> _WHAT TO DO_: Go through the records underneath and count the lines that include the string "werden". Give nothing but the number.

>> start RECORDS FOR THE TASK

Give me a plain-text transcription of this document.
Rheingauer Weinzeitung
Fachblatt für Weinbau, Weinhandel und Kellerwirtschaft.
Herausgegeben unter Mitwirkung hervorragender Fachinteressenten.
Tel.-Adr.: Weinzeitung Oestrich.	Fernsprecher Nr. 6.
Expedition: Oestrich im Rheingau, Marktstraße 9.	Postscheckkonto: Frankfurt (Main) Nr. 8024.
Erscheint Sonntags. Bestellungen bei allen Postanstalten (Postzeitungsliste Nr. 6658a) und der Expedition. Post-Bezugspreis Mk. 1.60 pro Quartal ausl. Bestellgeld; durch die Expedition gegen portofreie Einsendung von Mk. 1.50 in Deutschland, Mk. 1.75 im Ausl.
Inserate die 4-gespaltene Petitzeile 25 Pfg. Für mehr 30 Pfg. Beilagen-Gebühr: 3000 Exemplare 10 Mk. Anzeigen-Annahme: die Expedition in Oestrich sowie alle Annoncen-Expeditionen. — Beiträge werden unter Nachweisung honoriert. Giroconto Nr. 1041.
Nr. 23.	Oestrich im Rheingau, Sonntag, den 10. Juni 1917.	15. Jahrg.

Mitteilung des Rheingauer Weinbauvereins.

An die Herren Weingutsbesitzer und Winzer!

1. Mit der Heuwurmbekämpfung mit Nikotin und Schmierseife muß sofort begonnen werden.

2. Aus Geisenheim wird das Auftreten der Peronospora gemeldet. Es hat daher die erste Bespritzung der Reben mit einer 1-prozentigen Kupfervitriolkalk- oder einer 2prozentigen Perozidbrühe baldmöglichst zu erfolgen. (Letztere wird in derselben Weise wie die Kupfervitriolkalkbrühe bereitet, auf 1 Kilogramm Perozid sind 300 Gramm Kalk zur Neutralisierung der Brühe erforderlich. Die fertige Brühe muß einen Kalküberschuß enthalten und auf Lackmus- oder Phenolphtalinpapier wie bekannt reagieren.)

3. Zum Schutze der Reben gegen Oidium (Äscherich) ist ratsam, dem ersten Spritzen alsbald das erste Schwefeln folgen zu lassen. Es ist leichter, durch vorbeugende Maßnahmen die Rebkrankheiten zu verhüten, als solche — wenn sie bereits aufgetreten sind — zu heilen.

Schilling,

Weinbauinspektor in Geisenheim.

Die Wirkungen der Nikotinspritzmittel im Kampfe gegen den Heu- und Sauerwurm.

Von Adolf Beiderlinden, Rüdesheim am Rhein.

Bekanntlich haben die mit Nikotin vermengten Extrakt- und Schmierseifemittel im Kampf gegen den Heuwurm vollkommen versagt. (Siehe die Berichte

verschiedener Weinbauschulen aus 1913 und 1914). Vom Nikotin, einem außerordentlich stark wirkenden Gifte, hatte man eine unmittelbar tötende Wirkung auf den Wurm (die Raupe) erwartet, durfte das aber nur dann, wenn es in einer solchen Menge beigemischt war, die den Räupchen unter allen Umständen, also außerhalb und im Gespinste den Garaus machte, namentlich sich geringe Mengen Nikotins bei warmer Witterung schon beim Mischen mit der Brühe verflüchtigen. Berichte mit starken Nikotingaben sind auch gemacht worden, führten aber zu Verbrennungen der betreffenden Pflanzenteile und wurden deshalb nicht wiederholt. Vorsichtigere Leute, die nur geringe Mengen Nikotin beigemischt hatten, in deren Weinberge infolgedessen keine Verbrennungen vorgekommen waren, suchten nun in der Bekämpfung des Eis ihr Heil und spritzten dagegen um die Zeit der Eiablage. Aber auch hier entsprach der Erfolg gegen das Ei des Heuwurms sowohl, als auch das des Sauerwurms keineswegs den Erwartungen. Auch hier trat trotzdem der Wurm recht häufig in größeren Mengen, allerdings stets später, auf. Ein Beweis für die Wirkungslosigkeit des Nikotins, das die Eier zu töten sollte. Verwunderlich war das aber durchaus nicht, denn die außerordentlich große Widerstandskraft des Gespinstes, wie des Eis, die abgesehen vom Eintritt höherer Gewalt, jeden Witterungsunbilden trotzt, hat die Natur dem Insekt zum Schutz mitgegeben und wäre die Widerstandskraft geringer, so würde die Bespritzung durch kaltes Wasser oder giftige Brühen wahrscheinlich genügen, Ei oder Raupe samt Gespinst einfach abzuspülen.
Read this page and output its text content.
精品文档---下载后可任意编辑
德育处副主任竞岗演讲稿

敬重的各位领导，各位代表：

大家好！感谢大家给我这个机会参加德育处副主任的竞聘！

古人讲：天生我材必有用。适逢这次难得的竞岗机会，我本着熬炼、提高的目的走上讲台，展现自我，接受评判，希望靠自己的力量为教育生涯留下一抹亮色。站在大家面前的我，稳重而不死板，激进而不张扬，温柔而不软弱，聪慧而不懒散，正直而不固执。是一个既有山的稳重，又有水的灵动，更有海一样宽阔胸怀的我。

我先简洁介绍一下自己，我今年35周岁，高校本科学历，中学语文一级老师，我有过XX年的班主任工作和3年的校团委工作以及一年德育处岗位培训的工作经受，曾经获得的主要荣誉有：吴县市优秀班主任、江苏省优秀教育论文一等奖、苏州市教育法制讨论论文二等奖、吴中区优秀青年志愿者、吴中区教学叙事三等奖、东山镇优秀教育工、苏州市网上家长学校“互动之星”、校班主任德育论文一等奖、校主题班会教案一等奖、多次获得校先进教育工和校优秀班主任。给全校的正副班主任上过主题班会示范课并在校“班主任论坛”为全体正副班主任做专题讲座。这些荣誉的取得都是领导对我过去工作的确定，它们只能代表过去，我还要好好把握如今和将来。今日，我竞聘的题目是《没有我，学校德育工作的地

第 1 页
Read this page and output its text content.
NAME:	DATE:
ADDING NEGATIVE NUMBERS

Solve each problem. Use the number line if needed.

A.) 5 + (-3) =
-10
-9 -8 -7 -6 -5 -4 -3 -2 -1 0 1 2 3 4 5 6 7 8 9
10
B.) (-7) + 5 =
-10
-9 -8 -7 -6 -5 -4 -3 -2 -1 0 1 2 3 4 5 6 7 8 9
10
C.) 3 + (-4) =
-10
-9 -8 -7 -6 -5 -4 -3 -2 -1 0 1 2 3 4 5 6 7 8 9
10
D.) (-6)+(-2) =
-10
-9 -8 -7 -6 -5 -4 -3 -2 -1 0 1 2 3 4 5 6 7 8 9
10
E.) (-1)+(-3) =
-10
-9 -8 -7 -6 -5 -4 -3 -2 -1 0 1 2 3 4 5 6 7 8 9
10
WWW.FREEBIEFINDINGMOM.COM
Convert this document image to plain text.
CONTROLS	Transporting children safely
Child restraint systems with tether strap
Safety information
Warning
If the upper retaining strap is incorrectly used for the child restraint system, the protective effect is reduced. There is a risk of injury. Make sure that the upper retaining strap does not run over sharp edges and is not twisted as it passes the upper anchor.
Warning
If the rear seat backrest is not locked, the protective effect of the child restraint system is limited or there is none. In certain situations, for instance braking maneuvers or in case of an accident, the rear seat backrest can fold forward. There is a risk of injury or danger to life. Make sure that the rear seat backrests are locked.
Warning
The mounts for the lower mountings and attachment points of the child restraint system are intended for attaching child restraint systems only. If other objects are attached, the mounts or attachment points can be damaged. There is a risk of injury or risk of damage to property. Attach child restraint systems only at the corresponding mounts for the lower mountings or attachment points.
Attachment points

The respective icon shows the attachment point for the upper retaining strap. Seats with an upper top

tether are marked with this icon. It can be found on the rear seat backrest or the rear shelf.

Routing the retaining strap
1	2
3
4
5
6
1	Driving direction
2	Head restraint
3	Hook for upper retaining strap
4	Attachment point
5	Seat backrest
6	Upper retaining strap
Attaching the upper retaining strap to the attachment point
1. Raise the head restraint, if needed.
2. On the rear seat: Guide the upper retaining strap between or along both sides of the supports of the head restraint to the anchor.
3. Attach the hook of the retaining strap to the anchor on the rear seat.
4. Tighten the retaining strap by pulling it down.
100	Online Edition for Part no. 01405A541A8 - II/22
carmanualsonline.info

>> end RECORDS FOR THE TASK

> _RESULT OF THIS EXERCISE_: 2